# [STORED RECORDS]
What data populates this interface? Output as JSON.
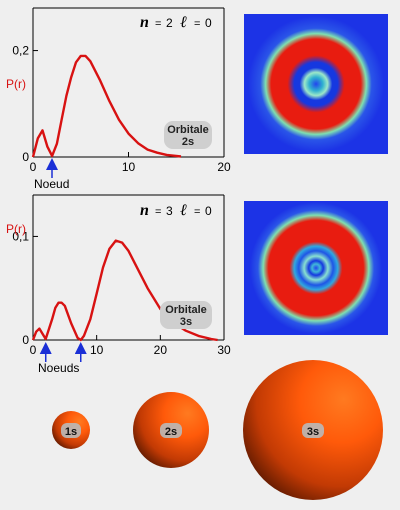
{
  "colors": {
    "background": "#efefef",
    "curve": "#d81212",
    "arrow": "#1a2fd6",
    "density_outer": "#1c33e6",
    "density_ring": "#ee1f10",
    "density_glow": "#7fe0b0",
    "sphere_light": "#ff6a1a",
    "sphere_dark": "#3a0e00"
  },
  "plots": [
    {
      "id": "2s",
      "quantum_numbers": {
        "n_symbol": "n",
        "n_value": "2",
        "l_symbol": "ℓ",
        "l_value": "0"
      },
      "ylabel": "P(r)",
      "node_label": "Noeud",
      "orbital_label_line1": "Orbitale",
      "orbital_label_line2": "2s",
      "x_ticks": [
        "0",
        "10",
        "20"
      ],
      "y_ticks": [
        "0",
        "0,2"
      ],
      "chart_data": {
        "type": "line",
        "title": "",
        "xlabel": "",
        "ylabel": "P(r)",
        "xlim": [
          0,
          20
        ],
        "ylim": [
          0,
          0.28
        ],
        "x": [
          0,
          0.5,
          1,
          1.5,
          2,
          2.5,
          3,
          3.5,
          4,
          4.5,
          5,
          5.5,
          6,
          7,
          8,
          9,
          10,
          11,
          12,
          13,
          14,
          15,
          15.5
        ],
        "values": [
          0,
          0.035,
          0.05,
          0.02,
          0.002,
          0.025,
          0.07,
          0.115,
          0.15,
          0.178,
          0.19,
          0.19,
          0.18,
          0.145,
          0.105,
          0.07,
          0.044,
          0.026,
          0.014,
          0.008,
          0.004,
          0.002,
          0.001
        ],
        "nodes_r": [
          2
        ]
      }
    },
    {
      "id": "3s",
      "quantum_numbers": {
        "n_symbol": "n",
        "n_value": "3",
        "l_symbol": "ℓ",
        "l_value": "0"
      },
      "ylabel": "P(r)",
      "node_label": "Noeuds",
      "orbital_label_line1": "Orbitale",
      "orbital_label_line2": "3s",
      "x_ticks": [
        "0",
        "10",
        "20",
        "30"
      ],
      "y_ticks": [
        "0",
        "0,1"
      ],
      "chart_data": {
        "type": "line",
        "title": "",
        "xlabel": "",
        "ylabel": "P(r)",
        "xlim": [
          0,
          30
        ],
        "ylim": [
          0,
          0.14
        ],
        "x": [
          0,
          0.5,
          1,
          1.5,
          2,
          3,
          3.5,
          4,
          4.5,
          5,
          6,
          7,
          7.5,
          8,
          9,
          10,
          11,
          12,
          13,
          14,
          15,
          16,
          18,
          20,
          22,
          24,
          26,
          28,
          29
        ],
        "values": [
          0,
          0.008,
          0.011,
          0.006,
          0.001,
          0.02,
          0.031,
          0.036,
          0.036,
          0.033,
          0.016,
          0.002,
          0.0,
          0.004,
          0.02,
          0.045,
          0.07,
          0.088,
          0.096,
          0.094,
          0.086,
          0.074,
          0.05,
          0.03,
          0.017,
          0.009,
          0.004,
          0.001,
          0.0
        ],
        "nodes_r": [
          2,
          7.5
        ]
      }
    }
  ],
  "spheres": [
    {
      "label": "1s",
      "relative_size": 1
    },
    {
      "label": "2s",
      "relative_size": 2.05
    },
    {
      "label": "3s",
      "relative_size": 3.75
    }
  ]
}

# [OBJECTIVE]
Each entry above should be reproduced exactly, with the pictures removed.

# [ANSWER TO THE EXERCISE]
What data populates this interface? Output as JSON.
{
  "colors": {
    "background": "#efefef",
    "curve": "#d81212",
    "arrow": "#1a2fd6",
    "density_outer": "#1c33e6",
    "density_ring": "#ee1f10",
    "density_glow": "#7fe0b0",
    "sphere_light": "#ff6a1a",
    "sphere_dark": "#3a0e00"
  },
  "plots": [
    {
      "id": "2s",
      "quantum_numbers": {
        "n_symbol": "n",
        "n_value": "2",
        "l_symbol": "ℓ",
        "l_value": "0"
      },
      "ylabel": "P(r)",
      "node_label": "Noeud",
      "orbital_label_line1": "Orbitale",
      "orbital_label_line2": "2s",
      "x_ticks": [
        "0",
        "10",
        "20"
      ],
      "y_ticks": [
        "0",
        "0,2"
      ],
      "chart_data": {
        "type": "line",
        "title": "",
        "xlabel": "",
        "ylabel": "P(r)",
        "xlim": [
          0,
          20
        ],
        "ylim": [
          0,
          0.28
        ],
        "x": [
          0,
          0.5,
          1,
          1.5,
          2,
          2.5,
          3,
          3.5,
          4,
          4.5,
          5,
          5.5,
          6,
          7,
          8,
          9,
          10,
          11,
          12,
          13,
          14,
          15,
          15.5
        ],
        "values": [
          0,
          0.035,
          0.05,
          0.02,
          0.002,
          0.025,
          0.07,
          0.115,
          0.15,
          0.178,
          0.19,
          0.19,
          0.18,
          0.145,
          0.105,
          0.07,
          0.044,
          0.026,
          0.014,
          0.008,
          0.004,
          0.002,
          0.001
        ],
        "nodes_r": [
          2
        ]
      }
    },
    {
      "id": "3s",
      "quantum_numbers": {
        "n_symbol": "n",
        "n_value": "3",
        "l_symbol": "ℓ",
        "l_value": "0"
      },
      "ylabel": "P(r)",
      "node_label": "Noeuds",
      "orbital_label_line1": "Orbitale",
      "orbital_label_line2": "3s",
      "x_ticks": [
        "0",
        "10",
        "20",
        "30"
      ],
      "y_ticks": [
        "0",
        "0,1"
      ],
      "chart_data": {
        "type": "line",
        "title": "",
        "xlabel": "",
        "ylabel": "P(r)",
        "xlim": [
          0,
          30
        ],
        "ylim": [
          0,
          0.14
        ],
        "x": [
          0,
          0.5,
          1,
          1.5,
          2,
          3,
          3.5,
          4,
          4.5,
          5,
          6,
          7,
          7.5,
          8,
          9,
          10,
          11,
          12,
          13,
          14,
          15,
          16,
          18,
          20,
          22,
          24,
          26,
          28,
          29
        ],
        "values": [
          0,
          0.008,
          0.011,
          0.006,
          0.001,
          0.02,
          0.031,
          0.036,
          0.036,
          0.033,
          0.016,
          0.002,
          0.0,
          0.004,
          0.02,
          0.045,
          0.07,
          0.088,
          0.096,
          0.094,
          0.086,
          0.074,
          0.05,
          0.03,
          0.017,
          0.009,
          0.004,
          0.001,
          0.0
        ],
        "nodes_r": [
          2,
          7.5
        ]
      }
    }
  ],
  "spheres": [
    {
      "label": "1s",
      "relative_size": 1
    },
    {
      "label": "2s",
      "relative_size": 2.05
    },
    {
      "label": "3s",
      "relative_size": 3.75
    }
  ]
}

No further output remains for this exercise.